TASK DETAILS: Below are some records; return each one exactly.

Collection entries
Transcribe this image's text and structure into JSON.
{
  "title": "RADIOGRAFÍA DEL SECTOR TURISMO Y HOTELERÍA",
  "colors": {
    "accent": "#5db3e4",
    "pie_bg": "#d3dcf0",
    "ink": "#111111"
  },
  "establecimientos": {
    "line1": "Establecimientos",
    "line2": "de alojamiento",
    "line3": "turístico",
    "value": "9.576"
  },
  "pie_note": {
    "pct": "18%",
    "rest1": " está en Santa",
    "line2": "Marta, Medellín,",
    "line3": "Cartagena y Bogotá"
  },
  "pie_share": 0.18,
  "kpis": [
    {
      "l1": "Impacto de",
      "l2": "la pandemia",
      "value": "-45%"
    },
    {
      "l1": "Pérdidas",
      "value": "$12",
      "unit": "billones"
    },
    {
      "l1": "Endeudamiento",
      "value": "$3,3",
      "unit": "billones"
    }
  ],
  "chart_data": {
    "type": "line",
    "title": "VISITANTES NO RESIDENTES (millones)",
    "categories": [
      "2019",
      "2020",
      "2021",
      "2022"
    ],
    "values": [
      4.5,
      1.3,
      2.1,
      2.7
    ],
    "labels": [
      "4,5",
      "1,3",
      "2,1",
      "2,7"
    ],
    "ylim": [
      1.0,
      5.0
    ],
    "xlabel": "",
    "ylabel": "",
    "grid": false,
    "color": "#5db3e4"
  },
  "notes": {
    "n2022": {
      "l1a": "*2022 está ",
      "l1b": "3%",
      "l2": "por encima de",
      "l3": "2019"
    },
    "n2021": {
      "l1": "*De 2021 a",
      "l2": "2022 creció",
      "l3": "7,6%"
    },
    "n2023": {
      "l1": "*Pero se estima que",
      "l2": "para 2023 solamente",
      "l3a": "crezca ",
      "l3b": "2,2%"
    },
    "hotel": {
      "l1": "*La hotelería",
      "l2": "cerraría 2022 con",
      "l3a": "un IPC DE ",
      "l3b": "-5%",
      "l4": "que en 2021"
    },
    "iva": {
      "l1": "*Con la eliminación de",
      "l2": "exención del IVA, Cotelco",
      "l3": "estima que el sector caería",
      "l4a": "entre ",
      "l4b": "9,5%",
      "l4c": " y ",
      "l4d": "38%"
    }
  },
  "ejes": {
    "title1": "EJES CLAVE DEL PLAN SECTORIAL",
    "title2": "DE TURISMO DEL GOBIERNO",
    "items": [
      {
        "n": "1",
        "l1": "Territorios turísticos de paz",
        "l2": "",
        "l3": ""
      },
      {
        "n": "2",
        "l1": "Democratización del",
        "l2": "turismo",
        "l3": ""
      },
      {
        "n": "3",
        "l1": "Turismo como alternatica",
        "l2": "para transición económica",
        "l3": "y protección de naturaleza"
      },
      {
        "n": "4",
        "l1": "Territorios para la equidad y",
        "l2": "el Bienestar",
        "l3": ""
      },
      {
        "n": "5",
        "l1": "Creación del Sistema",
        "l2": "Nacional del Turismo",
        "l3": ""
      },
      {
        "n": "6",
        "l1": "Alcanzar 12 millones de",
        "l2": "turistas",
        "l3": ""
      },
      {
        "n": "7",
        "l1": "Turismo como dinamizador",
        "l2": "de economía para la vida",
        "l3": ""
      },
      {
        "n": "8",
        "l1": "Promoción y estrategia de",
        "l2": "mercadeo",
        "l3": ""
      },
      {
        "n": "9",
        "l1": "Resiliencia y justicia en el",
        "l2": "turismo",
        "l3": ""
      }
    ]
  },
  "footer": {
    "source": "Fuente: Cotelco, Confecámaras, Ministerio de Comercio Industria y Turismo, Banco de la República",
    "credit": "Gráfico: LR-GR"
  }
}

OUTPUT OF THE TASK:
Transcribe this image's text and structure into JSON.
{
  "title": "RADIOGRAFÍA DEL SECTOR TURISMO Y HOTELERÍA",
  "colors": {
    "accent": "#5db3e4",
    "pie_bg": "#d3dcf0",
    "ink": "#111111"
  },
  "establecimientos": {
    "line1": "Establecimientos",
    "line2": "de alojamiento",
    "line3": "turístico",
    "value": "9.576"
  },
  "pie_note": {
    "pct": "18%",
    "rest1": " está en Santa",
    "line2": "Marta, Medellín,",
    "line3": "Cartagena y Bogotá"
  },
  "pie_share": 0.18,
  "kpis": [
    {
      "l1": "Impacto de",
      "l2": "la pandemia",
      "value": "-45%"
    },
    {
      "l1": "Pérdidas",
      "value": "$12",
      "unit": "billones"
    },
    {
      "l1": "Endeudamiento",
      "value": "$3,3",
      "unit": "billones"
    }
  ],
  "chart_data": {
    "type": "line",
    "title": "VISITANTES NO RESIDENTES (millones)",
    "categories": [
      "2019",
      "2020",
      "2021",
      "2022"
    ],
    "values": [
      4.5,
      1.3,
      2.1,
      2.7
    ],
    "labels": [
      "4,5",
      "1,3",
      "2,1",
      "2,7"
    ],
    "ylim": [
      1.0,
      5.0
    ],
    "xlabel": "",
    "ylabel": "",
    "grid": false,
    "color": "#5db3e4"
  },
  "notes": {
    "n2022": {
      "l1a": "*2022 está ",
      "l1b": "3%",
      "l2": "por encima de",
      "l3": "2019"
    },
    "n2021": {
      "l1": "*De 2021 a",
      "l2": "2022 creció",
      "l3": "7,6%"
    },
    "n2023": {
      "l1": "*Pero se estima que",
      "l2": "para 2023 solamente",
      "l3a": "crezca ",
      "l3b": "2,2%"
    },
    "hotel": {
      "l1": "*La hotelería",
      "l2": "cerraría 2022 con",
      "l3a": "un IPC DE ",
      "l3b": "-5%",
      "l4": "que en 2021"
    },
    "iva": {
      "l1": "*Con la eliminación de",
      "l2": "exención del IVA, Cotelco",
      "l3": "estima que el sector caería",
      "l4a": "entre ",
      "l4b": "9,5%",
      "l4c": " y ",
      "l4d": "38%"
    }
  },
  "ejes": {
    "title1": "EJES CLAVE DEL PLAN SECTORIAL",
    "title2": "DE TURISMO DEL GOBIERNO",
    "items": [
      {
        "n": "1",
        "l1": "Territorios turísticos de paz",
        "l2": "",
        "l3": ""
      },
      {
        "n": "2",
        "l1": "Democratización del",
        "l2": "turismo",
        "l3": ""
      },
      {
        "n": "3",
        "l1": "Turismo como alternatica",
        "l2": "para transición económica",
        "l3": "y protección de naturaleza"
      },
      {
        "n": "4",
        "l1": "Territorios para la equidad y",
        "l2": "el Bienestar",
        "l3": ""
      },
      {
        "n": "5",
        "l1": "Creación del Sistema",
        "l2": "Nacional del Turismo",
        "l3": ""
      },
      {
        "n": "6",
        "l1": "Alcanzar 12 millones de",
        "l2": "turistas",
        "l3": ""
      },
      {
        "n": "7",
        "l1": "Turismo como dinamizador",
        "l2": "de economía para la vida",
        "l3": ""
      },
      {
        "n": "8",
        "l1": "Promoción y estrategia de",
        "l2": "mercadeo",
        "l3": ""
      },
      {
        "n": "9",
        "l1": "Resiliencia y justicia en el",
        "l2": "turismo",
        "l3": ""
      }
    ]
  },
  "footer": {
    "source": "Fuente: Cotelco, Confecámaras, Ministerio de Comercio Industria y Turismo, Banco de la República",
    "credit": "Gráfico: LR-GR"
  }
}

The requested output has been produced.